Brief: How many lines in the entries below include the string "main"? Answer with the number only.
━━━
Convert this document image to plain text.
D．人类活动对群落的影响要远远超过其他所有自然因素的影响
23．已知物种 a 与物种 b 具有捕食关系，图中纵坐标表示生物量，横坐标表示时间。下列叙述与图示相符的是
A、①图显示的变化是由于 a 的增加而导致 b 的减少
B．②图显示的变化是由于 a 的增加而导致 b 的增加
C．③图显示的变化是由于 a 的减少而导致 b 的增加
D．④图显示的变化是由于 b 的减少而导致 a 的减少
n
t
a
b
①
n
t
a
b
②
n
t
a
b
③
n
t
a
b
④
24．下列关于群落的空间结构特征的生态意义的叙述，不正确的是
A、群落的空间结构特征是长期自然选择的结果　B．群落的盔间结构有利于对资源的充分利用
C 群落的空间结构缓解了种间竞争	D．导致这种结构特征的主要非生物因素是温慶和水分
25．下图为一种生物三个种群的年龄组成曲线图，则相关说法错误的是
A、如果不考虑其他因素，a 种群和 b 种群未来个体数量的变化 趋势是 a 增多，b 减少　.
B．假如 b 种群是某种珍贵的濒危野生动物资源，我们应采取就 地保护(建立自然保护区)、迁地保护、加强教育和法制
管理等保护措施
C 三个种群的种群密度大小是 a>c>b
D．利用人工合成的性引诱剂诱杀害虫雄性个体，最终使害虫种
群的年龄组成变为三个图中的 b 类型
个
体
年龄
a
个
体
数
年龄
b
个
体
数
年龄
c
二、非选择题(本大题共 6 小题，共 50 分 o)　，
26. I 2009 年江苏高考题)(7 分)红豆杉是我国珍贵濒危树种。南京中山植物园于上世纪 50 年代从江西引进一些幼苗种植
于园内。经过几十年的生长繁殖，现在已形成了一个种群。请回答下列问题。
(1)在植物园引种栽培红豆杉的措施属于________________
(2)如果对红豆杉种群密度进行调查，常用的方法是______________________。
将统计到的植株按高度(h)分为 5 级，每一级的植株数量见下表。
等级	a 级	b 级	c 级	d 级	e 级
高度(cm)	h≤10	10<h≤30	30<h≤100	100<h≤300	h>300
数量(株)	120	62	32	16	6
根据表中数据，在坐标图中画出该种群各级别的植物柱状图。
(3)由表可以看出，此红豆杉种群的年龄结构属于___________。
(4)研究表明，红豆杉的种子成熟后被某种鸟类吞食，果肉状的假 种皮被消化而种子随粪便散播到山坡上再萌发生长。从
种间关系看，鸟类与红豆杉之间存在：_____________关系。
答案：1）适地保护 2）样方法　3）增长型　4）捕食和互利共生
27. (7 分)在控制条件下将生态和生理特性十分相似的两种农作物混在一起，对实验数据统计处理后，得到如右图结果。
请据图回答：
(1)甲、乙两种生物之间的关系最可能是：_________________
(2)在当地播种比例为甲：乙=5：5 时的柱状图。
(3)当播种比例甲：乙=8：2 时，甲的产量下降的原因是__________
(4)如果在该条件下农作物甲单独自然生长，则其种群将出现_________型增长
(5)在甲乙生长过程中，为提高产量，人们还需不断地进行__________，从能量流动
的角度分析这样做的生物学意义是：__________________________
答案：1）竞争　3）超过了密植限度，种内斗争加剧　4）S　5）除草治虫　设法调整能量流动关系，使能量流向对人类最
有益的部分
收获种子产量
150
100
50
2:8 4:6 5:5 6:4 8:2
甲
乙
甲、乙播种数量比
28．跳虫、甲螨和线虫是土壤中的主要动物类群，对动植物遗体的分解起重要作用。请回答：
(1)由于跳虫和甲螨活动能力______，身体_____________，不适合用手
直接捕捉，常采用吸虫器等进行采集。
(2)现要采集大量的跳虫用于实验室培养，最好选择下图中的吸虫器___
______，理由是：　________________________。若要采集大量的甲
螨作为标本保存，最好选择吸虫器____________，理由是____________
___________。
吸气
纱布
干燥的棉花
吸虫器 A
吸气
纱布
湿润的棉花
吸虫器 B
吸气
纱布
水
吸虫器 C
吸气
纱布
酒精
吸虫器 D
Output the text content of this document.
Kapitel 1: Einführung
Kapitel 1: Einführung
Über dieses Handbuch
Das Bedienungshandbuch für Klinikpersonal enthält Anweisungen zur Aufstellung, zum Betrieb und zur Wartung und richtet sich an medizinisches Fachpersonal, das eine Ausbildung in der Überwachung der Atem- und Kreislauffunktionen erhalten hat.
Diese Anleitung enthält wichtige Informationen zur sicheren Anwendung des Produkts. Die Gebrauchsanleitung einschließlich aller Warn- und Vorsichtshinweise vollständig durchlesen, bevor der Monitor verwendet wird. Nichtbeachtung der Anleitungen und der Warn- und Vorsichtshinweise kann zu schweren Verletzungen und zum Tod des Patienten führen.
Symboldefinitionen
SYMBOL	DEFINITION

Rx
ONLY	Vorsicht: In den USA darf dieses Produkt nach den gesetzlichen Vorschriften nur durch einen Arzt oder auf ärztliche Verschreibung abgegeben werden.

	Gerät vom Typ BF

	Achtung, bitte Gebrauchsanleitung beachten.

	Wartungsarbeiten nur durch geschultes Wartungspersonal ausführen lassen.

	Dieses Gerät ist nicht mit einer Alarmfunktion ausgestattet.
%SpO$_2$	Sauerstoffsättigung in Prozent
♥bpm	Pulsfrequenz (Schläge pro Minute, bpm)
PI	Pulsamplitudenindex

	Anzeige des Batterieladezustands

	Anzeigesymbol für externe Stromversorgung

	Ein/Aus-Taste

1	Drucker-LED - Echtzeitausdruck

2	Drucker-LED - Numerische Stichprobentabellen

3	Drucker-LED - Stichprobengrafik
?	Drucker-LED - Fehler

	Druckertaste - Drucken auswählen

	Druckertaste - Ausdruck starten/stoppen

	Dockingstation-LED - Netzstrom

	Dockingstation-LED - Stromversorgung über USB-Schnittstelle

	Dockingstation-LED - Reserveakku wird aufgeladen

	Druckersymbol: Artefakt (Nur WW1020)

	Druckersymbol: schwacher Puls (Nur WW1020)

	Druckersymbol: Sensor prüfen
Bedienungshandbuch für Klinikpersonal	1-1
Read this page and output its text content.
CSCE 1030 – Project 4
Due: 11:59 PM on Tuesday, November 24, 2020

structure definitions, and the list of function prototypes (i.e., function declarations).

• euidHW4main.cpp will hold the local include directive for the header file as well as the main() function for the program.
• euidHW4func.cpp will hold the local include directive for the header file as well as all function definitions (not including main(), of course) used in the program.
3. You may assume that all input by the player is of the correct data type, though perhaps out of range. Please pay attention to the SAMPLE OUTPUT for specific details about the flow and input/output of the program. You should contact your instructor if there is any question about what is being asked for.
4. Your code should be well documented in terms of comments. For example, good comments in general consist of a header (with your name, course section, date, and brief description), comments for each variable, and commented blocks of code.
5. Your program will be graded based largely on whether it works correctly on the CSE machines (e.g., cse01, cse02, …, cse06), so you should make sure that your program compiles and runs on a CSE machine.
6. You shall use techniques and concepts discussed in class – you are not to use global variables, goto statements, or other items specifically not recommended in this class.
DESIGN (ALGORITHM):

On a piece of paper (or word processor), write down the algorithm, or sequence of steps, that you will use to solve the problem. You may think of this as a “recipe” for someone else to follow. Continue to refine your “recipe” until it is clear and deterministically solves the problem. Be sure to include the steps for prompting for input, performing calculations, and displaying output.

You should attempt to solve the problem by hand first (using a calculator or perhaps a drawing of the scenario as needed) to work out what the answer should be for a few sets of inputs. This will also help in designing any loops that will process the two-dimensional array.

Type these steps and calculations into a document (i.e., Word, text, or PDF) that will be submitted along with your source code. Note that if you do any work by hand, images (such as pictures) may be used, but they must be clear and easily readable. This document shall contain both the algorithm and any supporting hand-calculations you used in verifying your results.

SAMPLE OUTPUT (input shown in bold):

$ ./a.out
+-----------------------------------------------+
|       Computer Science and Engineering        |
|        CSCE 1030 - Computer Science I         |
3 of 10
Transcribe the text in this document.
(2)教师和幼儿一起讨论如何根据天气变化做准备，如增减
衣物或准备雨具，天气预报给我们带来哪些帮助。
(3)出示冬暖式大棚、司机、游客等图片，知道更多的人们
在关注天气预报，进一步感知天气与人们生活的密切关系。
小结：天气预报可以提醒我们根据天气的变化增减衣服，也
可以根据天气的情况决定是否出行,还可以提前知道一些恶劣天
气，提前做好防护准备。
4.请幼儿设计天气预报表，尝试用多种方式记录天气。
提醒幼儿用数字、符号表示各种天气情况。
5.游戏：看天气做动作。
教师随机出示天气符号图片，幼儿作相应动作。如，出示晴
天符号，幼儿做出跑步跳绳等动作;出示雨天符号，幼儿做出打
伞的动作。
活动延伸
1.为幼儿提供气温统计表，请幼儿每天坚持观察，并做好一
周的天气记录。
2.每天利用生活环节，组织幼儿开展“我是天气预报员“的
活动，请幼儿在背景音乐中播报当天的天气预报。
━━━
Expected answer: 2